> **Work order**
Which of the lines below contain the string "this"? Copy each one.

....

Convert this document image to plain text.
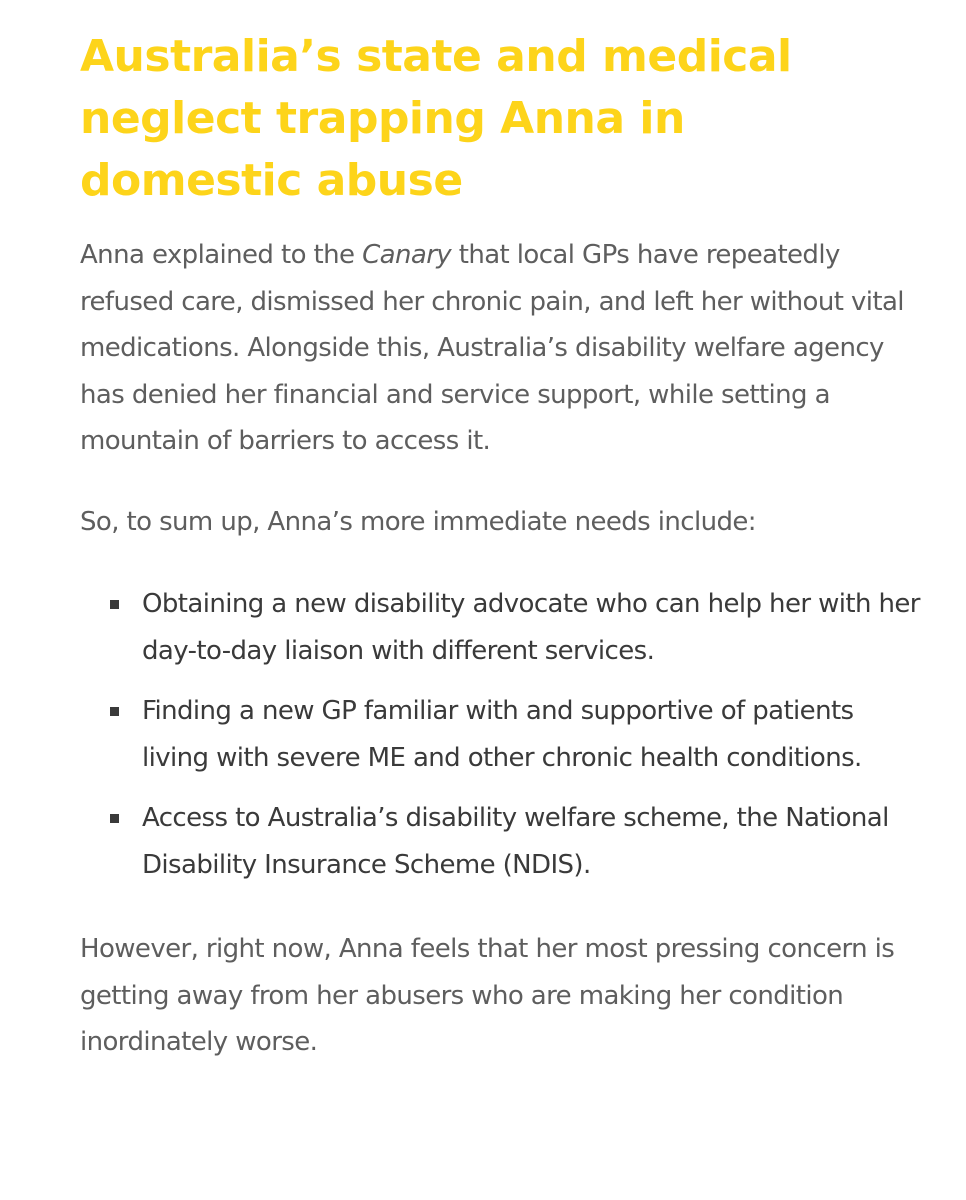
Australia’s state and medical neglect trapping Anna in domestic abuse

Anna explained to the Canary that local GPs have repeatedly refused care, dismissed her chronic pain, and left her without vital medications. Alongside this, Australia’s disability welfare agency has denied her financial and service support, while setting a mountain of barriers to access it.

So, to sum up, Anna’s more immediate needs include:

Obtaining a new disability advocate who can help her with her day-to-day liaison with different services.
Finding a new GP familiar with and supportive of patients living with severe ME and other chronic health conditions.
Access to Australia’s disability welfare scheme, the National Disability Insurance Scheme (NDIS).

However, right now, Anna feels that her most pressing concern is getting away from her abusers who are making her condition inordinately worse.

....

> **Problem solution**
Convert this document image to plain text.
Anna explained to the Canary that local GPs have repeatedly refused care, dismissed her chronic pain, and left her without vital medications. Alongside this, Australia’s disability welfare agency has denied her financial and service support, while setting a mountain of barriers to access it.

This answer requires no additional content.